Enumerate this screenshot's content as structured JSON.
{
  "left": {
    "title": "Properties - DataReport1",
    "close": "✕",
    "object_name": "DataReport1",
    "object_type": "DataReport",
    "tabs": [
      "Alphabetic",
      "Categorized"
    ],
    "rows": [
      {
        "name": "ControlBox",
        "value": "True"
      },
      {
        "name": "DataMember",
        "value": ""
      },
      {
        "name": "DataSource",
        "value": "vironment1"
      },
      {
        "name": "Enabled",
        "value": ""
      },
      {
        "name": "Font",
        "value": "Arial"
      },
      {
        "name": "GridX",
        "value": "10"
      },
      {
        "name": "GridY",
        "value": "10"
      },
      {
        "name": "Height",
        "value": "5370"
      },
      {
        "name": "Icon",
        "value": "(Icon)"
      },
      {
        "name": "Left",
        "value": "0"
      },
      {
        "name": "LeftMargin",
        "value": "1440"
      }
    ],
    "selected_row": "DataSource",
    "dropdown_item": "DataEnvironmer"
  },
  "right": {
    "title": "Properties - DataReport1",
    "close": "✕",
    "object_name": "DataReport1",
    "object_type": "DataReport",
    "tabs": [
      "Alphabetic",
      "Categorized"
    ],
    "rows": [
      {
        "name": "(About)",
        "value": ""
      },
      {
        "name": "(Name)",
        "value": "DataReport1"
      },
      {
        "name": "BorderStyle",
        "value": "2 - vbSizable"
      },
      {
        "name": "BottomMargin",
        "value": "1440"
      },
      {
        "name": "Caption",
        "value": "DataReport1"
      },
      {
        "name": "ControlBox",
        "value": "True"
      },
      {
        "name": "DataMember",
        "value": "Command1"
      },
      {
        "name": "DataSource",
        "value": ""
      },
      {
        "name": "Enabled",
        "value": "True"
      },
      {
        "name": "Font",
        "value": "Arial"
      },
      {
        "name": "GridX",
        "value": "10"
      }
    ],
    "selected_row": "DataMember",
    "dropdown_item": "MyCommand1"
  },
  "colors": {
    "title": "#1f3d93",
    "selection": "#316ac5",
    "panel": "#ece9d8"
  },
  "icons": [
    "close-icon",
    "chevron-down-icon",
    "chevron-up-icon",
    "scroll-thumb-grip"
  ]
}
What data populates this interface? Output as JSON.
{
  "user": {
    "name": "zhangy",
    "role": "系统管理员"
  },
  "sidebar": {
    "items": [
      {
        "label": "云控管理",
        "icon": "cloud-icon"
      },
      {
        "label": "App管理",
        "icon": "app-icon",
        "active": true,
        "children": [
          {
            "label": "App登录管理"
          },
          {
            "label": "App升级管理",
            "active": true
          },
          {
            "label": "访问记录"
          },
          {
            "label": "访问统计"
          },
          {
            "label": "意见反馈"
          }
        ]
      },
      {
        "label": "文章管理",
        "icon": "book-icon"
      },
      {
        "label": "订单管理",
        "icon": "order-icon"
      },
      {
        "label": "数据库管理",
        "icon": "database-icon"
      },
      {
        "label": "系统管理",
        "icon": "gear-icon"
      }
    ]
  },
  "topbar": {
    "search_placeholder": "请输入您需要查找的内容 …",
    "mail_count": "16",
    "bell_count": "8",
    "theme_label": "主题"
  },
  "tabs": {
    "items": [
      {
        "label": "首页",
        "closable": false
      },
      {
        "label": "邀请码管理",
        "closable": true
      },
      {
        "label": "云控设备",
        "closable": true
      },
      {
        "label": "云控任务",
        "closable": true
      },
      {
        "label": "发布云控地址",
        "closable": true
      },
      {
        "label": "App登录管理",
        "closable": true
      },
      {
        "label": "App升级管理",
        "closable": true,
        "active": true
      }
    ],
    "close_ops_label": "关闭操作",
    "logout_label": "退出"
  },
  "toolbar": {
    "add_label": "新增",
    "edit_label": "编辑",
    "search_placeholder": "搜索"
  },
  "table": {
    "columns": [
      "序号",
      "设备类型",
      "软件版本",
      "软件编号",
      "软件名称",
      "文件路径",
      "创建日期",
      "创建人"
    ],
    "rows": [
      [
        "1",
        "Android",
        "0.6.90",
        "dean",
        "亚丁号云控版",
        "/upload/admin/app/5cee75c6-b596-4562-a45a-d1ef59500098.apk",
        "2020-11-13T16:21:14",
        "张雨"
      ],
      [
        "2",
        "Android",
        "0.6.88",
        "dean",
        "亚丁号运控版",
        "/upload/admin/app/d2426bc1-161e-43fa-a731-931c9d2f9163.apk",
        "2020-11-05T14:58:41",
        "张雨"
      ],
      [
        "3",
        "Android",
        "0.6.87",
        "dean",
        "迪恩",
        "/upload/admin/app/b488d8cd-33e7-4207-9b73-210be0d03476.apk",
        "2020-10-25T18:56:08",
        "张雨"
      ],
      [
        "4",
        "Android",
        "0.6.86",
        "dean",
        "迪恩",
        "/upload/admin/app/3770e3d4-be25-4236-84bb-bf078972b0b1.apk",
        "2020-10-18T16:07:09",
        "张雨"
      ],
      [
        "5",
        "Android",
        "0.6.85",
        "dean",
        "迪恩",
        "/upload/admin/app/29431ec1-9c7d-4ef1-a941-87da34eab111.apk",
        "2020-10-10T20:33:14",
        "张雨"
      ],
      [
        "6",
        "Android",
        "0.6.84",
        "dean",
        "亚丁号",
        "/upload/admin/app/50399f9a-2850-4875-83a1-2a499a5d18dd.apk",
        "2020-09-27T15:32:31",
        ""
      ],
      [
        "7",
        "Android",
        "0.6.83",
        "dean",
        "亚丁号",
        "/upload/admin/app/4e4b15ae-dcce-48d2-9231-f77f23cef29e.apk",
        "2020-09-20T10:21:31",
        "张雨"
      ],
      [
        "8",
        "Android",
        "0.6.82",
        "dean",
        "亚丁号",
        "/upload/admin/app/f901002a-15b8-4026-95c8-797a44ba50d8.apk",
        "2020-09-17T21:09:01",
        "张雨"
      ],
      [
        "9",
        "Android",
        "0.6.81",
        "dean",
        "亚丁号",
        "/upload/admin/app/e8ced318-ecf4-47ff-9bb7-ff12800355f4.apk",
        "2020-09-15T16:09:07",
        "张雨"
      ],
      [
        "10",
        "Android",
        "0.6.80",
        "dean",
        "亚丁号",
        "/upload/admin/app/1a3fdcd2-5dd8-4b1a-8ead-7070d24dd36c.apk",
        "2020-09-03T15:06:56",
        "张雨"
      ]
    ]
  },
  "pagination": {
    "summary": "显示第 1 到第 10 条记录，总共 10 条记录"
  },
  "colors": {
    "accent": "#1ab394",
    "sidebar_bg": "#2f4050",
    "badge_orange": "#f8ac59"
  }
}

REQUIRED TASK: Repeat back the data above, exact to the last character.

SOLUTION:
Enumerate this screenshot's content as structured JSON.
{
  "left": {
    "title": "Properties - DataReport1",
    "close": "✕",
    "object_name": "DataReport1",
    "object_type": "DataReport",
    "tabs": [
      "Alphabetic",
      "Categorized"
    ],
    "rows": [
      {
        "name": "ControlBox",
        "value": "True"
      },
      {
        "name": "DataMember",
        "value": ""
      },
      {
        "name": "DataSource",
        "value": "vironment1"
      },
      {
        "name": "Enabled",
        "value": ""
      },
      {
        "name": "Font",
        "value": "Arial"
      },
      {
        "name": "GridX",
        "value": "10"
      },
      {
        "name": "GridY",
        "value": "10"
      },
      {
        "name": "Height",
        "value": "5370"
      },
      {
        "name": "Icon",
        "value": "(Icon)"
      },
      {
        "name": "Left",
        "value": "0"
      },
      {
        "name": "LeftMargin",
        "value": "1440"
      }
    ],
    "selected_row": "DataSource",
    "dropdown_item": "DataEnvironmer"
  },
  "right": {
    "title": "Properties - DataReport1",
    "close": "✕",
    "object_name": "DataReport1",
    "object_type": "DataReport",
    "tabs": [
      "Alphabetic",
      "Categorized"
    ],
    "rows": [
      {
        "name": "(About)",
        "value": ""
      },
      {
        "name": "(Name)",
        "value": "DataReport1"
      },
      {
        "name": "BorderStyle",
        "value": "2 - vbSizable"
      },
      {
        "name": "BottomMargin",
        "value": "1440"
      },
      {
        "name": "Caption",
        "value": "DataReport1"
      },
      {
        "name": "ControlBox",
        "value": "True"
      },
      {
        "name": "DataMember",
        "value": "Command1"
      },
      {
        "name": "DataSource",
        "value": ""
      },
      {
        "name": "Enabled",
        "value": "True"
      },
      {
        "name": "Font",
        "value": "Arial"
      },
      {
        "name": "GridX",
        "value": "10"
      }
    ],
    "selected_row": "DataMember",
    "dropdown_item": "MyCommand1"
  },
  "colors": {
    "title": "#1f3d93",
    "selection": "#316ac5",
    "panel": "#ece9d8"
  },
  "icons": [
    "close-icon",
    "chevron-down-icon",
    "chevron-up-icon",
    "scroll-thumb-grip"
  ]
}
What data populates this interface? Output as JSON.
{
  "user": {
    "name": "zhangy",
    "role": "系统管理员"
  },
  "sidebar": {
    "items": [
      {
        "label": "云控管理",
        "icon": "cloud-icon"
      },
      {
        "label": "App管理",
        "icon": "app-icon",
        "active": true,
        "children": [
          {
            "label": "App登录管理"
          },
          {
            "label": "App升级管理",
            "active": true
          },
          {
            "label": "访问记录"
          },
          {
            "label": "访问统计"
          },
          {
            "label": "意见反馈"
          }
        ]
      },
      {
        "label": "文章管理",
        "icon": "book-icon"
      },
      {
        "label": "订单管理",
        "icon": "order-icon"
      },
      {
        "label": "数据库管理",
        "icon": "database-icon"
      },
      {
        "label": "系统管理",
        "icon": "gear-icon"
      }
    ]
  },
  "topbar": {
    "search_placeholder": "请输入您需要查找的内容 …",
    "mail_count": "16",
    "bell_count": "8",
    "theme_label": "主题"
  },
  "tabs": {
    "items": [
      {
        "label": "首页",
        "closable": false
      },
      {
        "label": "邀请码管理",
        "closable": true
      },
      {
        "label": "云控设备",
        "closable": true
      },
      {
        "label": "云控任务",
        "closable": true
      },
      {
        "label": "发布云控地址",
        "closable": true
      },
      {
        "label": "App登录管理",
        "closable": true
      },
      {
        "label": "App升级管理",
        "closable": true,
        "active": true
      }
    ],
    "close_ops_label": "关闭操作",
    "logout_label": "退出"
  },
  "toolbar": {
    "add_label": "新增",
    "edit_label": "编辑",
    "search_placeholder": "搜索"
  },
  "table": {
    "columns": [
      "序号",
      "设备类型",
      "软件版本",
      "软件编号",
      "软件名称",
      "文件路径",
      "创建日期",
      "创建人"
    ],
    "rows": [
      [
        "1",
        "Android",
        "0.6.90",
        "dean",
        "亚丁号云控版",
        "/upload/admin/app/5cee75c6-b596-4562-a45a-d1ef59500098.apk",
        "2020-11-13T16:21:14",
        "张雨"
      ],
      [
        "2",
        "Android",
        "0.6.88",
        "dean",
        "亚丁号运控版",
        "/upload/admin/app/d2426bc1-161e-43fa-a731-931c9d2f9163.apk",
        "2020-11-05T14:58:41",
        "张雨"
      ],
      [
        "3",
        "Android",
        "0.6.87",
        "dean",
        "迪恩",
        "/upload/admin/app/b488d8cd-33e7-4207-9b73-210be0d03476.apk",
        "2020-10-25T18:56:08",
        "张雨"
      ],
      [
        "4",
        "Android",
        "0.6.86",
        "dean",
        "迪恩",
        "/upload/admin/app/3770e3d4-be25-4236-84bb-bf078972b0b1.apk",
        "2020-10-18T16:07:09",
        "张雨"
      ],
      [
        "5",
        "Android",
        "0.6.85",
        "dean",
        "迪恩",
        "/upload/admin/app/29431ec1-9c7d-4ef1-a941-87da34eab111.apk",
        "2020-10-10T20:33:14",
        "张雨"
      ],
      [
        "6",
        "Android",
        "0.6.84",
        "dean",
        "亚丁号",
        "/upload/admin/app/50399f9a-2850-4875-83a1-2a499a5d18dd.apk",
        "2020-09-27T15:32:31",
        ""
      ],
      [
        "7",
        "Android",
        "0.6.83",
        "dean",
        "亚丁号",
        "/upload/admin/app/4e4b15ae-dcce-48d2-9231-f77f23cef29e.apk",
        "2020-09-20T10:21:31",
        "张雨"
      ],
      [
        "8",
        "Android",
        "0.6.82",
        "dean",
        "亚丁号",
        "/upload/admin/app/f901002a-15b8-4026-95c8-797a44ba50d8.apk",
        "2020-09-17T21:09:01",
        "张雨"
      ],
      [
        "9",
        "Android",
        "0.6.81",
        "dean",
        "亚丁号",
        "/upload/admin/app/e8ced318-ecf4-47ff-9bb7-ff12800355f4.apk",
        "2020-09-15T16:09:07",
        "张雨"
      ],
      [
        "10",
        "Android",
        "0.6.80",
        "dean",
        "亚丁号",
        "/upload/admin/app/1a3fdcd2-5dd8-4b1a-8ead-7070d24dd36c.apk",
        "2020-09-03T15:06:56",
        "张雨"
      ]
    ]
  },
  "pagination": {
    "summary": "显示第 1 到第 10 条记录，总共 10 条记录"
  },
  "colors": {
    "accent": "#1ab394",
    "sidebar_bg": "#2f4050",
    "badge_orange": "#f8ac59"
  }
}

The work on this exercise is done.